Task directions. Work out how many lines in the listing below include the word "name". Give nothing but the number.

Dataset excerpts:
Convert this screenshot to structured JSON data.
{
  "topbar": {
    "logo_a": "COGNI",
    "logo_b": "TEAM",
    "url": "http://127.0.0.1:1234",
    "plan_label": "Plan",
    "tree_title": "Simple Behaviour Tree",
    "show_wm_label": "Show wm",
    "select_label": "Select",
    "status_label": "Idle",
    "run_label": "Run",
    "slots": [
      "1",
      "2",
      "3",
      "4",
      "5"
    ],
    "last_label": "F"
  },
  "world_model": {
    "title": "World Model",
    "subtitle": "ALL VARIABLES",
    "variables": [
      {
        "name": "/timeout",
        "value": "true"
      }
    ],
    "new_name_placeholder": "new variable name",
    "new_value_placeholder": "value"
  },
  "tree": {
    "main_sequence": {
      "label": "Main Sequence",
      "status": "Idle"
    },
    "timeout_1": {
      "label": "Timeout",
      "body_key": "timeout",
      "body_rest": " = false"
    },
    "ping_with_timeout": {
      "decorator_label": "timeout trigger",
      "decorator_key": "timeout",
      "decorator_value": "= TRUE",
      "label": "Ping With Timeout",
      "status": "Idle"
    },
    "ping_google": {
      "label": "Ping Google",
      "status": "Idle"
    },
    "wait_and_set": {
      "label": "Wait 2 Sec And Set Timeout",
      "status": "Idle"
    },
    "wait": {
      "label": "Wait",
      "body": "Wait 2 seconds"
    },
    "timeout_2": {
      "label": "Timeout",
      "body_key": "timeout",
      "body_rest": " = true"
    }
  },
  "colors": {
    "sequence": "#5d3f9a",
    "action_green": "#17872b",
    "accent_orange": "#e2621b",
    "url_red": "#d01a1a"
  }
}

Worked answer. 2